• _AUFGABENSTELLUNG_:
Beantworte anhand des Textauszugs diese Fragen:
(a) Wer ist der Herausgeber?
(b) Worauf beschränken sich die Autoren?
(c) Was wird laut Textauszug fast generell hervorgehoben?

• _TEXTAUSZUG_:

========

Bei einem so weiten Themenfeld muss man als Herausgeber Schwerpunkte setzen. Das gelingt Wolfgang Christ jedoch kaum: Die Themenwahl wirkt zufällig, Hierarchie und Bezüge zwischen den Texten oder zum Gesamtkontext fehlen. Entstanden ist stattdessen ein Potpourri aus den Themen barrierefreies Web-Design, Philosophie, Car-Sharing, kooperative Stadtentwicklung, Mobilitätsmanagement und vielem mehr.
Die Autoren stellen im Wesentlichen ihr jeweiliges Spezialgebiet vor und beschränken sich auf das Sammeln von Gedanken und hypothetisches Fragen. Die Texte bleiben entweder sehr vage oder verlieren sich in Details. Die Abbildungen sind entweder nichtssagend oder ungewollt, zumindest aber unkommentiert vielsagend. Es gilt leider fast generell: Unwichtiges wird hervorgehoben, Wichtiges erkennt nur der Leser. Viele Autoren ignorieren ihre eigenen Erkenntnisse, übersehen Widersprüche oder führen Gedanken nicht zu Ende.

========

• _GEGEBENE DATEN_:
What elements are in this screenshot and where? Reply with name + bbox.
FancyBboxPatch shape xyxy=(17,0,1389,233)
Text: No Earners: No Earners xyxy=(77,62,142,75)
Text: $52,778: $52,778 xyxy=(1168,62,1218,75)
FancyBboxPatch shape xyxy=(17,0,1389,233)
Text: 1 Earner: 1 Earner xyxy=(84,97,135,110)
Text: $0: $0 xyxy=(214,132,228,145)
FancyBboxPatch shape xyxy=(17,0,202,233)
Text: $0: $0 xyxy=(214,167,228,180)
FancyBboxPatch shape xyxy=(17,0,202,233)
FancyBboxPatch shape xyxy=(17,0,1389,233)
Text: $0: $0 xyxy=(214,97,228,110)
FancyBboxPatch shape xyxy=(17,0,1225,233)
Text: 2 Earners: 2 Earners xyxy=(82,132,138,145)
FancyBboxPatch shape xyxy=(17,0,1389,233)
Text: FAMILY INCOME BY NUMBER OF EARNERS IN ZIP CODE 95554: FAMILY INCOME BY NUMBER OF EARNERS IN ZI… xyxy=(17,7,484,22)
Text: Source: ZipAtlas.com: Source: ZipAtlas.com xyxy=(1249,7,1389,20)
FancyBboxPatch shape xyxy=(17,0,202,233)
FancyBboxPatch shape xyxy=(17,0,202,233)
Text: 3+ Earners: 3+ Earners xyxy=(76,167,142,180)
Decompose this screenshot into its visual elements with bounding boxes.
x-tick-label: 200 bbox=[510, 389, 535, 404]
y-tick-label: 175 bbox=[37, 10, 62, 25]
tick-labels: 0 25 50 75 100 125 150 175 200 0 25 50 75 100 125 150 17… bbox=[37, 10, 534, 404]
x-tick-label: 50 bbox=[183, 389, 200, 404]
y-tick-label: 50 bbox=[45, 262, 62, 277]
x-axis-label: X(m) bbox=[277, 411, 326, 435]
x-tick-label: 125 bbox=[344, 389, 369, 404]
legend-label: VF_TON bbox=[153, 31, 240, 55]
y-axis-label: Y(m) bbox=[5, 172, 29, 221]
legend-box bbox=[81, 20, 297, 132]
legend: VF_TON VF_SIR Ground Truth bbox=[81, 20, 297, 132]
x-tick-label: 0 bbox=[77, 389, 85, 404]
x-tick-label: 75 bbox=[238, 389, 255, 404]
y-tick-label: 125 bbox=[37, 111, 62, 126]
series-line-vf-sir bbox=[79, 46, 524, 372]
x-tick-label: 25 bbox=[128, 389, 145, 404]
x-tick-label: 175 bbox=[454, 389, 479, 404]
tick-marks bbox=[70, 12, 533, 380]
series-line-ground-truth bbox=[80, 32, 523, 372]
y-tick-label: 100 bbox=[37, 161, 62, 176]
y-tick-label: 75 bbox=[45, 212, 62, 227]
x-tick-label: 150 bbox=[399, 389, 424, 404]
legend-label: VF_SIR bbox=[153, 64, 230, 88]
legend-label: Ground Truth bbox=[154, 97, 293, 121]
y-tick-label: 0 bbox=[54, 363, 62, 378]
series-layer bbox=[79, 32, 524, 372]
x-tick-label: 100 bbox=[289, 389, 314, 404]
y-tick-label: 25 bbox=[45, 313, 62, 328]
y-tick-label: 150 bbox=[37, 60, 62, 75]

========

• _LÖSUNG_:
(a) Der Herausgeber ist Wolfgang Christ.
(b) Die Autoren beschränken sich auf das Sammeln von Gedanken und hypothetisches Fragen.
(c) Fast generell wird Unwichtiges hervorgehoben.